▸ YOUR TASK:
Keep the images out and copy every entry below exactly.
+ + + + +
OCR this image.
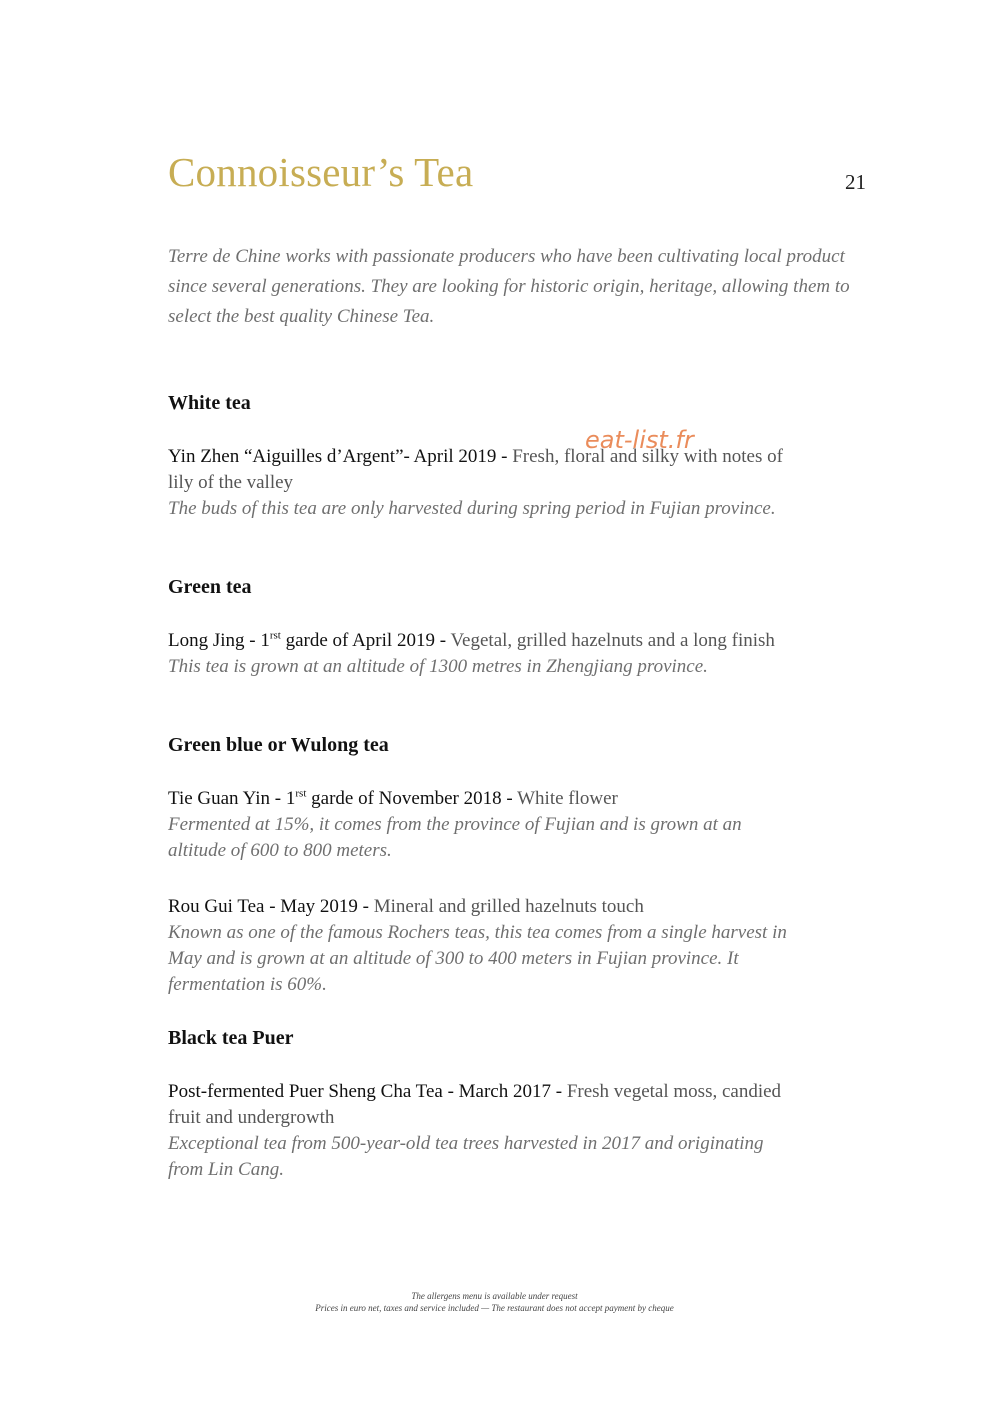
Connoisseur’s Tea	21

Terre de Chine works with passionate producers who have been cultivating local product since several generations. They are looking for historic origin, heritage, allowing them to select the best quality Chinese Tea.

White tea
Yin Zhen “Aiguilles d’Argent”- April 2019 - Fresh, floral and silky with notes of lily of the valley
The buds of this tea are only harvested during spring period in Fujian province.
eat-list.fr
Green tea
Long Jing - $1^{rst}$ garde of April 2019 - Vegetal, grilled hazelnuts and a long finish
This tea is grown at an altitude of 1300 metres in Zhengjiang province.
Green blue or Wulong tea
Tie Guan Yin - $1^{rst}$ garde of November 2018 - White flower
Fermented at 15%, it comes from the province of Fujian and is grown at an altitude of 600 to 800 meters.
Rou Gui Tea - May 2019 - Mineral and grilled hazelnuts touch
Known as one of the famous Rochers teas, this tea comes from a single harvest in May and is grown at an altitude of 300 to 400 meters in Fujian province. It fermentation is 60%.
Black tea Puer
Post-fermented Puer Sheng Cha Tea - March 2017 - Fresh vegetal moss, candied fruit and undergrowth
Exceptional tea from 500-year-old tea trees harvested in 2017 and originating from Lin Cang.
The allergens menu is available under request
Prices in euro net, taxes and service included — The restaurant does not accept payment by cheque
+ + + + +
▸ RESPONSE FOR THIS EXERCISE:
OCR this image.
Connoisseur’s Tea	21

Terre de Chine works with passionate producers who have been cultivating local product since several generations. They are looking for historic origin, heritage, allowing them to select the best quality Chinese Tea.

White tea
Yin Zhen “Aiguilles d’Argent”- April 2019 - Fresh, floral and silky with notes of lily of the valley
The buds of this tea are only harvested during spring period in Fujian province.
eat-list.fr
Green tea
Long Jing - $1^{rst}$ garde of April 2019 - Vegetal, grilled hazelnuts and a long finish
This tea is grown at an altitude of 1300 metres in Zhengjiang province.
Green blue or Wulong tea
Tie Guan Yin - $1^{rst}$ garde of November 2018 - White flower
Fermented at 15%, it comes from the province of Fujian and is grown at an altitude of 600 to 800 meters.
Rou Gui Tea - May 2019 - Mineral and grilled hazelnuts touch
Known as one of the famous Rochers teas, this tea comes from a single harvest in May and is grown at an altitude of 300 to 400 meters in Fujian province. It fermentation is 60%.
Black tea Puer
Post-fermented Puer Sheng Cha Tea - March 2017 - Fresh vegetal moss, candied fruit and undergrowth
Exceptional tea from 500-year-old tea trees harvested in 2017 and originating from Lin Cang.
The allergens menu is available under request
Prices in euro net, taxes and service included — The restaurant does not accept payment by cheque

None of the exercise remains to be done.